**Exercise:**
Look through the records and report how many lines include the word "timestamp", with no other words.

Data records
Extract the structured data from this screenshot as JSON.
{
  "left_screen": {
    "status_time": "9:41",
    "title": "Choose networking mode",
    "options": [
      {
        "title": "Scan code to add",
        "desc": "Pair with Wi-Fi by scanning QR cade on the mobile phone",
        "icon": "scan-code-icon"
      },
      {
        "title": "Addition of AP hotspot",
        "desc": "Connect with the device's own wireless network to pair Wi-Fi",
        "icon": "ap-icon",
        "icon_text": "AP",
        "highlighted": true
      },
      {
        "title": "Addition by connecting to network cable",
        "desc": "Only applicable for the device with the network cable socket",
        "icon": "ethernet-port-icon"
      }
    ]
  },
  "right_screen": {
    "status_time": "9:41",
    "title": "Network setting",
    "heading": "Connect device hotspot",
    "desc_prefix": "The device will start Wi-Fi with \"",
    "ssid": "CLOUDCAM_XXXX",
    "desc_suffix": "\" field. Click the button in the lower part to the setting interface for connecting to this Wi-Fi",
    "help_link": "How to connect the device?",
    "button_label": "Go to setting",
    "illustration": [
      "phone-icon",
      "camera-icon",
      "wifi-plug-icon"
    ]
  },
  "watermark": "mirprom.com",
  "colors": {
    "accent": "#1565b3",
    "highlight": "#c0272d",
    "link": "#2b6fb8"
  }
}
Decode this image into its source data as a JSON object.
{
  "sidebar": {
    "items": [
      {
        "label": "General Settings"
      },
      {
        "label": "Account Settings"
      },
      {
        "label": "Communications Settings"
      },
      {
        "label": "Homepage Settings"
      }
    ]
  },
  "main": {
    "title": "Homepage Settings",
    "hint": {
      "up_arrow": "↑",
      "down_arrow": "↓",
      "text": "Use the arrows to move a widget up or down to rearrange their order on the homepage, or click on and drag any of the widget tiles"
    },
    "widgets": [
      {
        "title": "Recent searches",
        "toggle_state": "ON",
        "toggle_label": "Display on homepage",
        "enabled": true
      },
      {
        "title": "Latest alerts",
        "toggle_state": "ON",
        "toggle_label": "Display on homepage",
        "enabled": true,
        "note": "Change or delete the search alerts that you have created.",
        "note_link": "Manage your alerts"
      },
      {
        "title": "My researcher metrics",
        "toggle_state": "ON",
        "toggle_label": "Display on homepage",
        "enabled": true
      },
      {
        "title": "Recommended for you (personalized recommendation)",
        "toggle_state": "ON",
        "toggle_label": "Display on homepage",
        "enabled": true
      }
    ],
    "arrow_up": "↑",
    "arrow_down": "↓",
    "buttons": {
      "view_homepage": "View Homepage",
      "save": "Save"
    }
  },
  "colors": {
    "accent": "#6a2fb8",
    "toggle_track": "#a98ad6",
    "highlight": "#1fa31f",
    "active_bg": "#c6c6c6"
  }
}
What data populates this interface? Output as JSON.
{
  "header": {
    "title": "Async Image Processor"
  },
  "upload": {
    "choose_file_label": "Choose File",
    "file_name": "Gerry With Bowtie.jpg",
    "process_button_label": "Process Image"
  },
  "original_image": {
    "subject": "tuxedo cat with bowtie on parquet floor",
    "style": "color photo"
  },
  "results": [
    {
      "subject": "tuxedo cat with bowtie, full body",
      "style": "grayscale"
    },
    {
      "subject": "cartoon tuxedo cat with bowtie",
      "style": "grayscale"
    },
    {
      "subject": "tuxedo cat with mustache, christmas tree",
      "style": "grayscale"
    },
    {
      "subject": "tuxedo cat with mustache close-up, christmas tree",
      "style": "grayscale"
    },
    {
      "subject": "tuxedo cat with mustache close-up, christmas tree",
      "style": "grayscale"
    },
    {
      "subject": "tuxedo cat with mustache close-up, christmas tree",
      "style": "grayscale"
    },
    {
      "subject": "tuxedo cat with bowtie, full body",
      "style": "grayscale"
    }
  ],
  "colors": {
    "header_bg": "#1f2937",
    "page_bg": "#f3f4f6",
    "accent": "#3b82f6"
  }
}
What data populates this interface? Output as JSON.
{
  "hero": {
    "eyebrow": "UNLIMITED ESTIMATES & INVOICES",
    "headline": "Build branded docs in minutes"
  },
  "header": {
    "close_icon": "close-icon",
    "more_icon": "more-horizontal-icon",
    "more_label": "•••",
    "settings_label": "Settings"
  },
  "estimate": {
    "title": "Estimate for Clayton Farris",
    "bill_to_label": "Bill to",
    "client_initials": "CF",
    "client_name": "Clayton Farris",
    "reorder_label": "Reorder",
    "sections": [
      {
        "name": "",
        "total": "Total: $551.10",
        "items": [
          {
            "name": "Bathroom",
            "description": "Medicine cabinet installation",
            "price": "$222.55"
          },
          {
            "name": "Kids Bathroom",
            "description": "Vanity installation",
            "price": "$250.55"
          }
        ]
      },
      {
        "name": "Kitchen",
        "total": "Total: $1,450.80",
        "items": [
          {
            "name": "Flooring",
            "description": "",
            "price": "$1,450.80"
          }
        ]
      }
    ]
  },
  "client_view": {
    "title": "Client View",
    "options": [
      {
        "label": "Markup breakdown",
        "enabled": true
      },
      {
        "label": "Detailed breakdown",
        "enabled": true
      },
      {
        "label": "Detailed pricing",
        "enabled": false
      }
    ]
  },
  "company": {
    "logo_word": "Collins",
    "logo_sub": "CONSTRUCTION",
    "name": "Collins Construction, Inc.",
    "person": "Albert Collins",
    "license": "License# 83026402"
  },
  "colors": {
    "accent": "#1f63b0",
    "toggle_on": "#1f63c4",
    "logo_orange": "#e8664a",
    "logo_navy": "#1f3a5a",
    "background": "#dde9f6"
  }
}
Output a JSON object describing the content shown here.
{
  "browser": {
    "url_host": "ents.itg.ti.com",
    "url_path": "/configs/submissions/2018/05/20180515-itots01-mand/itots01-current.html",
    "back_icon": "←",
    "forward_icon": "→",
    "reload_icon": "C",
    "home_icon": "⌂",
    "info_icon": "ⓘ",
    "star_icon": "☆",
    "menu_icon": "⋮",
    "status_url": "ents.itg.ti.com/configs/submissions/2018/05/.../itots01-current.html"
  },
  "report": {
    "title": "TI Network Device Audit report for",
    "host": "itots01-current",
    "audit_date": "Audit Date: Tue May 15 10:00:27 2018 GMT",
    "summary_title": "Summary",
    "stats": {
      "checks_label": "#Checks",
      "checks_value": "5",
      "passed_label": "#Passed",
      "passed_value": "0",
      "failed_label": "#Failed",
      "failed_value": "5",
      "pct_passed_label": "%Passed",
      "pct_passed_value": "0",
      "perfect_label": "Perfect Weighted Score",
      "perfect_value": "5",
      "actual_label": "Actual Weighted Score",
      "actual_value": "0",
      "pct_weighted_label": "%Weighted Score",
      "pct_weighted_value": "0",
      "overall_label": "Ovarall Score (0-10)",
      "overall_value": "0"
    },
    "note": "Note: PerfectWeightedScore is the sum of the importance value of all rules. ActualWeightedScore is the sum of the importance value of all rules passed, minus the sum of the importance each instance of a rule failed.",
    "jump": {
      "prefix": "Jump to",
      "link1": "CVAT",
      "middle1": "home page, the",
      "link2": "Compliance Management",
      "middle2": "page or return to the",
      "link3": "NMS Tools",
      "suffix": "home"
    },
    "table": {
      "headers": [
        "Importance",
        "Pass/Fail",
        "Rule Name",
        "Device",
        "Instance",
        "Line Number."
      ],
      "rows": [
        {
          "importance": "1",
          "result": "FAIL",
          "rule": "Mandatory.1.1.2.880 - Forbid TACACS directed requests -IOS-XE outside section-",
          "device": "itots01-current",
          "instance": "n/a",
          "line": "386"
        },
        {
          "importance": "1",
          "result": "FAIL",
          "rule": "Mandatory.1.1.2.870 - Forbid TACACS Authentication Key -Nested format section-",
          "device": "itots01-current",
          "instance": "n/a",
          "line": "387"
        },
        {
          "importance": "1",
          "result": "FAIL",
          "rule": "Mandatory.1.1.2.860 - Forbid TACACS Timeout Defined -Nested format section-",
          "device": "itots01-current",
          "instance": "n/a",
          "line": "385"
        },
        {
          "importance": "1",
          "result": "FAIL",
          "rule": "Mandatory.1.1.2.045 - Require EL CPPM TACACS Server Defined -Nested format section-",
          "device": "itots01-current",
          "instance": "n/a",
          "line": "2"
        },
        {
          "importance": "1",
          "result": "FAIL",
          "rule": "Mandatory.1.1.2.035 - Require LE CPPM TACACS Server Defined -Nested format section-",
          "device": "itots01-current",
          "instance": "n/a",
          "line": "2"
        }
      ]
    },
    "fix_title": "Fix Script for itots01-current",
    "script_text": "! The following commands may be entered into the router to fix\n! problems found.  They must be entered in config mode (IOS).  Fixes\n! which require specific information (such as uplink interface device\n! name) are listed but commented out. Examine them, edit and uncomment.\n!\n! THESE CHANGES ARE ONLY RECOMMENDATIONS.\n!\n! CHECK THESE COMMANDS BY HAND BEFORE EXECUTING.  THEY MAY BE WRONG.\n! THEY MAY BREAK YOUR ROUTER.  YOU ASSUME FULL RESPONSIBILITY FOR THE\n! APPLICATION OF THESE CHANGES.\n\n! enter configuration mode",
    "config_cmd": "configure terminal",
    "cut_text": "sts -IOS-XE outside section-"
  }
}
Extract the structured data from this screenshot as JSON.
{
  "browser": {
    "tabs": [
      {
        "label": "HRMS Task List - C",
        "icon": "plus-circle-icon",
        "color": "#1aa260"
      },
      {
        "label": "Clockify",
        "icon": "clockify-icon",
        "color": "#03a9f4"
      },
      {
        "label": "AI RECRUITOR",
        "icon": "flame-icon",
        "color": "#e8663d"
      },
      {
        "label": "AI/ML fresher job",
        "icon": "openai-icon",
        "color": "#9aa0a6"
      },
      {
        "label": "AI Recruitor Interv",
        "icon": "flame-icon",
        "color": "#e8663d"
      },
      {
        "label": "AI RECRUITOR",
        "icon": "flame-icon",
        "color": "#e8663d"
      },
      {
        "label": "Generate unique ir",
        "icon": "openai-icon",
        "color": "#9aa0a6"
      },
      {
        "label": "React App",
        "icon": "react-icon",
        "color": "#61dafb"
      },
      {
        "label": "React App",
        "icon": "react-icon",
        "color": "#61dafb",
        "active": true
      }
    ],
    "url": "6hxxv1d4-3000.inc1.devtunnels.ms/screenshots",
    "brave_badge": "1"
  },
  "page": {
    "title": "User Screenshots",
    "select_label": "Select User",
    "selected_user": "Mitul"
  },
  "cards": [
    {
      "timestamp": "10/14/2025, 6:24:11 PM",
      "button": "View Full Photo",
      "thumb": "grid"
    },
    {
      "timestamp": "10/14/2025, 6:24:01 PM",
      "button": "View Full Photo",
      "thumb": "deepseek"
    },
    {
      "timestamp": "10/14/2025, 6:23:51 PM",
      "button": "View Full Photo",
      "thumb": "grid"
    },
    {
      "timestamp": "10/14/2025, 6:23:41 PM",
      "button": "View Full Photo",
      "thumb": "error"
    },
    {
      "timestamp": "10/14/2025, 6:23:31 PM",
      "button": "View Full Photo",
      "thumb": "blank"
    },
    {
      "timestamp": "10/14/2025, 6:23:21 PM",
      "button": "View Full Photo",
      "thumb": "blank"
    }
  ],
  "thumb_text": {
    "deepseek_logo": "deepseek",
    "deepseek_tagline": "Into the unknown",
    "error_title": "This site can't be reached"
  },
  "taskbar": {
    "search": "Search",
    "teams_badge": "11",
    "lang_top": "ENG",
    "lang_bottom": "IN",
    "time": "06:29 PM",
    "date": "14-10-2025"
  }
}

**Response for this exercise:**
6